WHAT IS ASKED: Each line that holds the word "Ireland" counts once; give the total for the records below and nothing else.

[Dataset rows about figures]

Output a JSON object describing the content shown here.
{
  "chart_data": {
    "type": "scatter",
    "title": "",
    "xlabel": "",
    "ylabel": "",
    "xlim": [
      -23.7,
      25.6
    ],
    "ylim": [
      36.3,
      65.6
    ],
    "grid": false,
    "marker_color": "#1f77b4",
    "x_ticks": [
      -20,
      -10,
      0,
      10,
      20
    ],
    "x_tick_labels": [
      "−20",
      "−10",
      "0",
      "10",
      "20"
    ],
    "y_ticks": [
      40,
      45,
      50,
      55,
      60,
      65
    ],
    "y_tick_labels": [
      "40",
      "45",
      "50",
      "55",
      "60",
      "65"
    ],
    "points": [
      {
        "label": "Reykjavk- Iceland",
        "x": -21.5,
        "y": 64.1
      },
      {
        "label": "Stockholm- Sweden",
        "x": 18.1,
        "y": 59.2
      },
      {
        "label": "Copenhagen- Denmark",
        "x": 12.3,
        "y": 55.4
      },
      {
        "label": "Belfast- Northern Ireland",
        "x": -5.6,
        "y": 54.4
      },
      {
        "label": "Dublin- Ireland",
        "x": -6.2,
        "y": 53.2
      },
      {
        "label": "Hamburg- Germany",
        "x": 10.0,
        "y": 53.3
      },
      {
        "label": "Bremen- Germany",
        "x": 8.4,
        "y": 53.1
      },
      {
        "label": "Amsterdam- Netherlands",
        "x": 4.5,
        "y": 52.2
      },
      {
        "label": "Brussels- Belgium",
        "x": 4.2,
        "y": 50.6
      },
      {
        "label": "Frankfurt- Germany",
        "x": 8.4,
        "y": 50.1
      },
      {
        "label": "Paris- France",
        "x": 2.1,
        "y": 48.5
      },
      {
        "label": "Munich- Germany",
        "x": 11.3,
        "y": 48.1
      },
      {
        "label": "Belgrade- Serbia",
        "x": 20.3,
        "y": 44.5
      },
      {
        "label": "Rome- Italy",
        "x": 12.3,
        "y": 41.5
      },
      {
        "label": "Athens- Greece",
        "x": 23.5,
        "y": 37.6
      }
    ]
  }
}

EXPECTED OUTPUT: 2